• **EXTRACT TO READ**:
The other day, I joked with my boyfriend about banned books, remarking that it’s only a matter of time until books like To Kill a Mockingbird, an American classic, are banned out yet again. Because we live in a cultural moment where social-media users can “cancel” just about anything, I decided to research whether or not this had happened yet.
Much to my chagrin, it had.
In Burbank, California, the Burbank Unified School District decided to temporarily ban books, including To Kill a Mockingbird, The Cay, The Adventures of Huckleberry Finn, and Roll of Thunder, Hear My Cry, from the required reading list. The small group of parents who advocated to remove these books did so in attempts to protect their children; more specifically, some parents hoped to protect their African-American children from racist bullying. One parent in particular was interviewed by multiple news outlets, citing a situation that took place a few years ago in which her daughter (now in high school) was taunted with a racial slur by her middle-school classmate who claimed he learned the N-word from Roll of Thunder, Hear My Cry.
To ignore the merits of these classic books because a middle school boy claimed he learned a racial slur from one of them is not a sufficient solution, in my opinion. Isn’t it possible that this young boy learned or could have learned this word from somewhere outside of the classroom? Isn’t it possible that this boy was just a mean kid looking for any possible way to put down this little girl? Obviously, it’s terrible that this young girl was bullied by a classmate because of her race, and I understand the mother’s frustration at the incident and her instinct to protect her child. But I’m not sure I understand how banning books like the one in question will solve problems like this one in the future. Personally, I think banning the books does more harm than good, and the mother’s reaction to her instinct is ultimately misguided.
The whole point of requiring students to study these novels is to teach the complex lessons about life that they depict. Not only could these books be used as tools to teach about the realities of life for African Americans in the past, but can be used as a jumping off point for discussions about racism in general.
To Kill a Mockingbird in particular serves as an interesting piece of historical fiction, as the premise of the court case involving Tom Robinson parallels real-life incidents of false, racially motivated accusations of rape, including the accusations that got young Emmet Till killed in 1955. This would allow students to recognize the contradiction of the common call to “believe all women,” for example, and the occurrence of false claims that can ruin (and even end) the lives of innocent individuals.
That is precisely why books like these are important: they illuminate nuances.
While books like To Kill a Mockingbird do contain racial slurs, the books actually teach valuable lessons to students, including the importance of being neighborly and the need to stand up against things that are you as an individual know are wrong (like Atticus Finch did as he defended an innocent black man in the 1930’s Jim Crowe south). The book isn’t perfect.
Banning books categorizes books as either “bad” and “harmful” or “good” and “educational.” But things are never that simple. Harper Lee knew this. Lee’s character Atticus Finch demonstrated his nobility in defending an innocent Tom Robinson. However, Finch later revealed his malice in Lee’s second book, Go Set a Watchman.

• **Raw records**:
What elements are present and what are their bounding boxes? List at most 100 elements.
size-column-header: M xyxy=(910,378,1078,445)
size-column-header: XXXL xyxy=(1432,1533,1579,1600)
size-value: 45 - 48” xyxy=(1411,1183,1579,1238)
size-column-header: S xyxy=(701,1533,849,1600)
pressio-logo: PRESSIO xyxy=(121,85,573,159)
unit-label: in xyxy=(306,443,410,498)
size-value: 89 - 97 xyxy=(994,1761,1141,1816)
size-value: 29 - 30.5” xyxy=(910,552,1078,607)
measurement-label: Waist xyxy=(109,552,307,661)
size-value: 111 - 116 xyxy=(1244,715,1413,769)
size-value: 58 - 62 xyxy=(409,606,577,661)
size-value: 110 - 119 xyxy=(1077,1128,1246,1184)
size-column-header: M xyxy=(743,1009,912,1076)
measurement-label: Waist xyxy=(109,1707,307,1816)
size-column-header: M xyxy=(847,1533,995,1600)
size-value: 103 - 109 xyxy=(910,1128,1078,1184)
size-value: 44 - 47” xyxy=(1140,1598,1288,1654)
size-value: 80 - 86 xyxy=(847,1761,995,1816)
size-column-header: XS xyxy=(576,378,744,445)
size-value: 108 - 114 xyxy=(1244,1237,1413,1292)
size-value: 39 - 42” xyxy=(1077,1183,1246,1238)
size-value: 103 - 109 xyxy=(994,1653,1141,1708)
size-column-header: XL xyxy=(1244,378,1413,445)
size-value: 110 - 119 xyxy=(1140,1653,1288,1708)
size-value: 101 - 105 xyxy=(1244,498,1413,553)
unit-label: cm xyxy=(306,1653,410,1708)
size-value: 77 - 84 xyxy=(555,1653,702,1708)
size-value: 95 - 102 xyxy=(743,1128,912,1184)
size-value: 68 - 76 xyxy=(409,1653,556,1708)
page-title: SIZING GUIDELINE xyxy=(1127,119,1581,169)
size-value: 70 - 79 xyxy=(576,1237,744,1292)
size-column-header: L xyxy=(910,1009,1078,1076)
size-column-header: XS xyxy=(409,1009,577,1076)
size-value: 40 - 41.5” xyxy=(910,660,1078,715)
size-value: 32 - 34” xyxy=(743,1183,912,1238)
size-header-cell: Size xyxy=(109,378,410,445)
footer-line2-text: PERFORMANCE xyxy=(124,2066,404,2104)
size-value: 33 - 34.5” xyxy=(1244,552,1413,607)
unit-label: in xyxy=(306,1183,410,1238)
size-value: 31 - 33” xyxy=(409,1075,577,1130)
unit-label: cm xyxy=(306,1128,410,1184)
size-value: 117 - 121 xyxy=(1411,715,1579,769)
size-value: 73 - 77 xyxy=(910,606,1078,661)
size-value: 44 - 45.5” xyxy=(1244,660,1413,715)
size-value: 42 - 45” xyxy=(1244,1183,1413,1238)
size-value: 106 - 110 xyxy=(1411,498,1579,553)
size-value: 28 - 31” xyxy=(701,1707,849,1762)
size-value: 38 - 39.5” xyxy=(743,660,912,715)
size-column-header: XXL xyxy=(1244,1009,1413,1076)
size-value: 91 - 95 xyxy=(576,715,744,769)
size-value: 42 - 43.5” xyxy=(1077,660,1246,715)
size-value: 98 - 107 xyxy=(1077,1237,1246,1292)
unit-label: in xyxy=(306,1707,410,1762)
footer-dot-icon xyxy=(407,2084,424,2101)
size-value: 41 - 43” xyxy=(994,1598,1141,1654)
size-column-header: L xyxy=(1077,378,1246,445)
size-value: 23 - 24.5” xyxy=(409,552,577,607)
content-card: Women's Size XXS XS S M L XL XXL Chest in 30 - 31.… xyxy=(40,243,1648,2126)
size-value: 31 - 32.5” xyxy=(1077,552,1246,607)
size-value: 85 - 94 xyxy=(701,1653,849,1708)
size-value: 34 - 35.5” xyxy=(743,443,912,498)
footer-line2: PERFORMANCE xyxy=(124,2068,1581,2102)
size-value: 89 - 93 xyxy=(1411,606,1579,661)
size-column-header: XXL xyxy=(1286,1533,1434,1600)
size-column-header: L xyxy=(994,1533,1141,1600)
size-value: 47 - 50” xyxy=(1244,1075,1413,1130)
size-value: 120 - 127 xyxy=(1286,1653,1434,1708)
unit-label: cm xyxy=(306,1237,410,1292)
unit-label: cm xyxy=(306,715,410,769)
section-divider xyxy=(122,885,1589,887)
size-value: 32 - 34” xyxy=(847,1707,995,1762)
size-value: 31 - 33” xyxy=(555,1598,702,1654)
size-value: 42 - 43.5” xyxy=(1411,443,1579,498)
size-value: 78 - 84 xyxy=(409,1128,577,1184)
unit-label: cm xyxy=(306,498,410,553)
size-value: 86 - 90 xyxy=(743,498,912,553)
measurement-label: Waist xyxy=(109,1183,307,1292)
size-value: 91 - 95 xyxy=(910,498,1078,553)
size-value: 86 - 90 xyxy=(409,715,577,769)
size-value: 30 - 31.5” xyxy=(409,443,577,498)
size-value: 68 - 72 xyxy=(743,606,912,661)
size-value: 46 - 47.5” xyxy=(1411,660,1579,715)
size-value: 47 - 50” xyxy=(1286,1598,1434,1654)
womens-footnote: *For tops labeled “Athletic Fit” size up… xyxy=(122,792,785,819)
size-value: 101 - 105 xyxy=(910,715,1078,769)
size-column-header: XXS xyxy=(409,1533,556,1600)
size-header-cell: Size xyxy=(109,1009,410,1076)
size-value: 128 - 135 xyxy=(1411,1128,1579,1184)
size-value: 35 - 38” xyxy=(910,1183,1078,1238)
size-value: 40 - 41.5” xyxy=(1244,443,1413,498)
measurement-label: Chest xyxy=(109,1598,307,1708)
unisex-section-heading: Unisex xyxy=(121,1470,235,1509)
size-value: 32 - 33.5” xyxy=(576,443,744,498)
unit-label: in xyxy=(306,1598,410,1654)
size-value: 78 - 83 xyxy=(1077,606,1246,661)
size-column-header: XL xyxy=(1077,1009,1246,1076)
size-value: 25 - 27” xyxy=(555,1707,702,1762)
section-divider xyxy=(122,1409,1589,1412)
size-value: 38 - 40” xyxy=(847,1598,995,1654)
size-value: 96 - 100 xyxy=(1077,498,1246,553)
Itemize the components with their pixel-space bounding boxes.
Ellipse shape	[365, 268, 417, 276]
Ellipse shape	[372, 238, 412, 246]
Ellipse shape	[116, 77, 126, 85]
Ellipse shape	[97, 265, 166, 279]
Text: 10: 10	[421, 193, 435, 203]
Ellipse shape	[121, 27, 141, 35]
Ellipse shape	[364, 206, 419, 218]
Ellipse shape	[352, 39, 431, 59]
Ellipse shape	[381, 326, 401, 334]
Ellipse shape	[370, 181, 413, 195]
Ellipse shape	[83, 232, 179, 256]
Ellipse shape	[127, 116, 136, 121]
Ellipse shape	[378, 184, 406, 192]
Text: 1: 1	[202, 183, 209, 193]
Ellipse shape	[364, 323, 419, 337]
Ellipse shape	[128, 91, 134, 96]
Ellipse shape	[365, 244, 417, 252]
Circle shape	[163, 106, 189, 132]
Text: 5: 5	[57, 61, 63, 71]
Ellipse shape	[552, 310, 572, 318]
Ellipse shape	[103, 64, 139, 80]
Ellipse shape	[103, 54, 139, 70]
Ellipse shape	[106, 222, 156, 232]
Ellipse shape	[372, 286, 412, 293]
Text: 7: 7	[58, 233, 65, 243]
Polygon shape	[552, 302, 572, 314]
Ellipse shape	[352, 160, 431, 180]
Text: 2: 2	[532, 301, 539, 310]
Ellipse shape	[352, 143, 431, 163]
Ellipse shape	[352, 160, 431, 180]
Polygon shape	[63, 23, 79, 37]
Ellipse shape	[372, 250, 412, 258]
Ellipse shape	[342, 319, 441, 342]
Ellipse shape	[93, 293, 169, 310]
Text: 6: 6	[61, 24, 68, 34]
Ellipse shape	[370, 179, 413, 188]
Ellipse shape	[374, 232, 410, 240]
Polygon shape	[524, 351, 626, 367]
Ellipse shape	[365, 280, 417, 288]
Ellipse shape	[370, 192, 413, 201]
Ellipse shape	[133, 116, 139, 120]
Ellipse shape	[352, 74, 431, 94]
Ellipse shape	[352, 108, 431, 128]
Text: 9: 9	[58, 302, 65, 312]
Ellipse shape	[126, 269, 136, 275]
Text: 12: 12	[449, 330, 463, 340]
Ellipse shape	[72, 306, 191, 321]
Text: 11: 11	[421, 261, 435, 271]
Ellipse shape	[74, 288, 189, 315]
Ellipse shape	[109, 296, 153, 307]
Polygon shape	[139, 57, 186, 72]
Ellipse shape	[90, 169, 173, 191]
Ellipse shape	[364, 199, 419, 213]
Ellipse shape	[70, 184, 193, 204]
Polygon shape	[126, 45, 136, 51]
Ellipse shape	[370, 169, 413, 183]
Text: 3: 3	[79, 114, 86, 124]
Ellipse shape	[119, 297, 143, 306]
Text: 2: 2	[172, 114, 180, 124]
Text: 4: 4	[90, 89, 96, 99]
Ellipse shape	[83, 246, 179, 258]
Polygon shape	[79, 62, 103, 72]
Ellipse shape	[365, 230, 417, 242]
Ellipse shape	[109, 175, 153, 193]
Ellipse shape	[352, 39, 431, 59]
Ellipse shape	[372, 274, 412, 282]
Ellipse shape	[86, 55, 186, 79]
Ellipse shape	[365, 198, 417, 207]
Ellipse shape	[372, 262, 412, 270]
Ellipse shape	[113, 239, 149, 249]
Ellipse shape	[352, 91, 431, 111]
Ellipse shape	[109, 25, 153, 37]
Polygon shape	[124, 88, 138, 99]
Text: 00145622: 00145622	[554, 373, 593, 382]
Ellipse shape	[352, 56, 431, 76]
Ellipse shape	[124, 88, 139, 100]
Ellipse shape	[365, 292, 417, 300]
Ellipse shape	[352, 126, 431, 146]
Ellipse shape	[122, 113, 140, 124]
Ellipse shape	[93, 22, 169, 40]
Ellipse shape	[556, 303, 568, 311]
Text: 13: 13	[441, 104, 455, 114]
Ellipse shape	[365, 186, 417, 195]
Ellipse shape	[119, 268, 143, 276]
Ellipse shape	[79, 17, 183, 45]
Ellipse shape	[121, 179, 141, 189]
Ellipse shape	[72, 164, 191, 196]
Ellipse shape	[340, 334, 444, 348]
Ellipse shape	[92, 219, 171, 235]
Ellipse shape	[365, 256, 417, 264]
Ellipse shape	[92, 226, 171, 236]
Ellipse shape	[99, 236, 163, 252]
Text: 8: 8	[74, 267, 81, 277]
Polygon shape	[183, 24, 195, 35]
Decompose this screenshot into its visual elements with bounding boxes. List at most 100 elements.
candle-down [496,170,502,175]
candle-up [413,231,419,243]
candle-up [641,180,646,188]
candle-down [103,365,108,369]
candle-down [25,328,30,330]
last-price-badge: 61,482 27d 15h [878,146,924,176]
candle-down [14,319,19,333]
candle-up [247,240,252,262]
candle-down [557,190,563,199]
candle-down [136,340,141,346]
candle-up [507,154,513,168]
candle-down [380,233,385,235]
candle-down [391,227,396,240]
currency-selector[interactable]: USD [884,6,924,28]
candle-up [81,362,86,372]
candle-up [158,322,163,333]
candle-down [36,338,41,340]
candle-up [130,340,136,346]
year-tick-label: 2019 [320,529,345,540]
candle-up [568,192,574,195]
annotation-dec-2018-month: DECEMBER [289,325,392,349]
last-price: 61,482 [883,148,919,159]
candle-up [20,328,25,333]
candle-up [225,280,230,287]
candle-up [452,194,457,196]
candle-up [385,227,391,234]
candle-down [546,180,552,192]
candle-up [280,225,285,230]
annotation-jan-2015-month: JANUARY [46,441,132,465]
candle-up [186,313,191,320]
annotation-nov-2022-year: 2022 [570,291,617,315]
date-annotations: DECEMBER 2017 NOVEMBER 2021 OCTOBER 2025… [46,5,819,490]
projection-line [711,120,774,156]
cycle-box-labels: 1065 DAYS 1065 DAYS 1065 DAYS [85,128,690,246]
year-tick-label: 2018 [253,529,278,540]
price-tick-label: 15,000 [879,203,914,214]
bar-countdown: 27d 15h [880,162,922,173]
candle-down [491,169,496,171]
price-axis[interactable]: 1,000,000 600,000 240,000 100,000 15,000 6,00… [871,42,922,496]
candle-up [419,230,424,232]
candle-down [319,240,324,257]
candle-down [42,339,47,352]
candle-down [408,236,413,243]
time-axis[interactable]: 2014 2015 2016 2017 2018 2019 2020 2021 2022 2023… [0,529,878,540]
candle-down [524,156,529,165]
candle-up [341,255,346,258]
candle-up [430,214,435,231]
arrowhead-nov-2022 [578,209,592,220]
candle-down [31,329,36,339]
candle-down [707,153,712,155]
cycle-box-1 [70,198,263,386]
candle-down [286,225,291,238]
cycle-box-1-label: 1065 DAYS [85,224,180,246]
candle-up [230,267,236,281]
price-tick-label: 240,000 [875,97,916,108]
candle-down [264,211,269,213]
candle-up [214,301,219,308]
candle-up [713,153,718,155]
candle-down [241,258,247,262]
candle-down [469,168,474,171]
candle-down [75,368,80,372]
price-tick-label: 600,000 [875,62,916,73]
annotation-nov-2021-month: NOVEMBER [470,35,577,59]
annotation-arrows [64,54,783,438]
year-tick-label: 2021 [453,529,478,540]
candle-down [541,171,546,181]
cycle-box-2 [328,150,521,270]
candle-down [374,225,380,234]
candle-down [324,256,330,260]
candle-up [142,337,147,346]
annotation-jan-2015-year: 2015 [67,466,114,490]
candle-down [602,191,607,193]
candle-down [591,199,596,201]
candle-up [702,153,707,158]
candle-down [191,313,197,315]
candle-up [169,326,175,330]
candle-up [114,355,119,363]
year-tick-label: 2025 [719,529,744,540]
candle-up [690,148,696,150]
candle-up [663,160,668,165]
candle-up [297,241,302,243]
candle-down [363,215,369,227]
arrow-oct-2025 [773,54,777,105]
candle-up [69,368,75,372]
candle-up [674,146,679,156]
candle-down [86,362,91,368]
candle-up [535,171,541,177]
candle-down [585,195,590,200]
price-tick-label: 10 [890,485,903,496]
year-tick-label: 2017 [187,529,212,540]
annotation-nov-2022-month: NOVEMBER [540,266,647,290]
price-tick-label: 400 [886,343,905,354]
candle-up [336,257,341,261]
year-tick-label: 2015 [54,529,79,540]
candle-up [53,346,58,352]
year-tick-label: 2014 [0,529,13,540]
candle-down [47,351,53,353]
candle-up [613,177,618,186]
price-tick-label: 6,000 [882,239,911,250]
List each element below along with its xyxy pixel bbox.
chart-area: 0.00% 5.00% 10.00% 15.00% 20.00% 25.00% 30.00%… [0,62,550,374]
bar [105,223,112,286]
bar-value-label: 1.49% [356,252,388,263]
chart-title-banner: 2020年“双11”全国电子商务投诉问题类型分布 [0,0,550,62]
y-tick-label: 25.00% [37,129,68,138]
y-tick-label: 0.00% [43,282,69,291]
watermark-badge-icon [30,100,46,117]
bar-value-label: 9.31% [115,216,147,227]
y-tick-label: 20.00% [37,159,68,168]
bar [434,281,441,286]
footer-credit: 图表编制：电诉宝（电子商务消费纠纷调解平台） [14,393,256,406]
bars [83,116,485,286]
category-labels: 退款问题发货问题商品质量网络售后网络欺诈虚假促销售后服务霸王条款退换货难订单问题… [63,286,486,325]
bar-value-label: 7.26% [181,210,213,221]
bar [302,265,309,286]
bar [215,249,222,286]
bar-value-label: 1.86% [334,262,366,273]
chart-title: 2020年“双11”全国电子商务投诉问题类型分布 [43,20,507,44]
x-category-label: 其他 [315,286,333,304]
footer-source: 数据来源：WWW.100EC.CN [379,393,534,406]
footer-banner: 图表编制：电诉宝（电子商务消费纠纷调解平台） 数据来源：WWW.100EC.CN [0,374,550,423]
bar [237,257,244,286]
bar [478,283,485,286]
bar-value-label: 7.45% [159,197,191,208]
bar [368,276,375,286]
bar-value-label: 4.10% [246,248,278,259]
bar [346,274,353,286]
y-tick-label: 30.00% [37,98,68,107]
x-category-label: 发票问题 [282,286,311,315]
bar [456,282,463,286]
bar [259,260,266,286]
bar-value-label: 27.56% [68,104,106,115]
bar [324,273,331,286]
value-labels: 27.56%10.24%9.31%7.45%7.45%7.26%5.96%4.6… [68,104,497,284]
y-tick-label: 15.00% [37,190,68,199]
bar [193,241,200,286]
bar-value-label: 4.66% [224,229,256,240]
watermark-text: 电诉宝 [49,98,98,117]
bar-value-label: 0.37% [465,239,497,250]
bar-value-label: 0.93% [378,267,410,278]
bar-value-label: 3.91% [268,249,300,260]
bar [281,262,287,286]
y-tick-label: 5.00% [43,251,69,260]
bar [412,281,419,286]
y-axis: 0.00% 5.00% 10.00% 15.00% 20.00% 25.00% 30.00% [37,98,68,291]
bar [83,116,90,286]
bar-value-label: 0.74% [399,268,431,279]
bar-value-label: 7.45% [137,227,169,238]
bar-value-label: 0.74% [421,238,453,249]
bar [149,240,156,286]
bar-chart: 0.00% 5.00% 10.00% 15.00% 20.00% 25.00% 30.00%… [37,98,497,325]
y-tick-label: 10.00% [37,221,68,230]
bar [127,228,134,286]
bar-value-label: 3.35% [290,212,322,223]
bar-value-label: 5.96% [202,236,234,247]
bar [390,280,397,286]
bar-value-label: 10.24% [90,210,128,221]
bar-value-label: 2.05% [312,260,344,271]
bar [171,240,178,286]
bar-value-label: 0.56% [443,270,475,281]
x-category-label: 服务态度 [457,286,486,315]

• **GIVEN REQUEST A**: According to the essay on banned books, why did the group of parents in Burbank push to have the books taken off the required reading list? Answer in one to three sentences.
• **GIVEN REQUEST B**: Write the next part of the essay on banned books, picking up after its last sentence.

• **RESPONSE A**: The parents wanted to protect their children, and some of them specifically hoped to shield their African-American children from racist bullying. One parent cited an incident in which a middle-school classmate taunted her daughter with a racial slur he claimed to have learned from Roll of Thunder, Hear My Cry.

• **RESPONSE B**:
People are complicated, which means history and literature is complicated, too. Banning books because of one negative aspect, while ignoring its merits, perpetuates the practice of splitting the world up into black versus white, good versus bad. Things are never that simple.
The controversy surrounding the banning of books like the ones mentioned above is itself complicated. Consider Roll of Thunder, Hear My Cry. The novel allegedly taught an unkind young boy a racial slur, but is also a novel written by an African-American woman that illuminates the realities of racism in the American South in the early 20th century. Isn’t this exactly the type of book that the parents who complained would want their children to read and study? Does the fact that the book features the N-word negate the valuable representation of African Americans and their experiences?
The parents at the center of the book banning controversy also argued that these books are not sufficient representations of black people, and essentially perpetuate systems of oppression, since most of the novels in question were written by white authors. This is a valid argument–take Huckleberry Finn, for example. It may have been progressive at the time of its release, depicting a friendship between a former slave and a young white boy in the Antebellum South; however, the novel can now be recognized as problematic for its depiction of Joe, particularly the dialect Twain writes for him.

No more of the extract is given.